_RECORDS SHOWN_

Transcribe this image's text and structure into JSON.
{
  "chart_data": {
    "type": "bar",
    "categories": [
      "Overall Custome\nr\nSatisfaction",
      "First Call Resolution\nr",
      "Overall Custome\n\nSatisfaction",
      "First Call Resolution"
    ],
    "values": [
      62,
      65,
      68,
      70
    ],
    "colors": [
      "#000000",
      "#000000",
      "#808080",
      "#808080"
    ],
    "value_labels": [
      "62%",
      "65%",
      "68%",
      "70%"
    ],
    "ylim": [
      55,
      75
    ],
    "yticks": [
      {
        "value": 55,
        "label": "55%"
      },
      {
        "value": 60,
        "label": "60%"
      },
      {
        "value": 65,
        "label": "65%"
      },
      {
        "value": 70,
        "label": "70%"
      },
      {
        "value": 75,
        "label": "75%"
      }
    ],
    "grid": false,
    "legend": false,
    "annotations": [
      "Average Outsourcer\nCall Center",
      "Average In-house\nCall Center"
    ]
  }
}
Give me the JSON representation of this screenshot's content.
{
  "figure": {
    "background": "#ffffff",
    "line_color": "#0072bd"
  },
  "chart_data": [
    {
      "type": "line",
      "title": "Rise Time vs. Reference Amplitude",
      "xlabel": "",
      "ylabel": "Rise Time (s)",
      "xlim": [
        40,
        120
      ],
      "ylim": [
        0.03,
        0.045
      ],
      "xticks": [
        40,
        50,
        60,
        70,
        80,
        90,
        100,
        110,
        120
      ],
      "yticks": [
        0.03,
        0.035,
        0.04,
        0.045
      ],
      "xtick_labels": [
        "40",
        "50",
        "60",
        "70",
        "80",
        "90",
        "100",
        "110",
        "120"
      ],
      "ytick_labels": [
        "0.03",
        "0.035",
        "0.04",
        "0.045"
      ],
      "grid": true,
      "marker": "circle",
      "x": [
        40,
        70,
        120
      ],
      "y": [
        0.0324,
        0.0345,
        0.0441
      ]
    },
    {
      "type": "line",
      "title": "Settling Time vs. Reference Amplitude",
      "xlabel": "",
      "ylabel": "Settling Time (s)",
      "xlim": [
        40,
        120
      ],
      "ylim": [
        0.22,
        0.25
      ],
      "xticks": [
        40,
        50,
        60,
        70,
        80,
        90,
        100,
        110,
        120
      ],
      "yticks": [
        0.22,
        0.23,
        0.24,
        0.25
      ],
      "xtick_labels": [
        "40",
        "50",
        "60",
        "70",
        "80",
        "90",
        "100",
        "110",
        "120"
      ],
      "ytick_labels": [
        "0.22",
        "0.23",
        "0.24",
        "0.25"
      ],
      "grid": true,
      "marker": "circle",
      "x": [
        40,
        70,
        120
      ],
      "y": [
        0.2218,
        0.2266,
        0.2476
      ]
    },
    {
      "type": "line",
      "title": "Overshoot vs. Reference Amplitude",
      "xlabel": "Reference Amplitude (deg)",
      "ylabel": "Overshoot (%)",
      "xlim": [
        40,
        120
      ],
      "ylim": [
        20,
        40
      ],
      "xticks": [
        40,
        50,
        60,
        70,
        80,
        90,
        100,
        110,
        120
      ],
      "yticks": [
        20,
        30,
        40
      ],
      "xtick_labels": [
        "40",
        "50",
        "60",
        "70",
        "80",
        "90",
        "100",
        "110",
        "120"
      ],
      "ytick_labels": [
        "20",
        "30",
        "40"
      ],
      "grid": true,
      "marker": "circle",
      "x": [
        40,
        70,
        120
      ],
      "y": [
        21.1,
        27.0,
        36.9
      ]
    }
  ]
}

_GIVEN PROBLEM_
Say how many lines of the material contain the word "Center", with no other text.

_RESULT_
2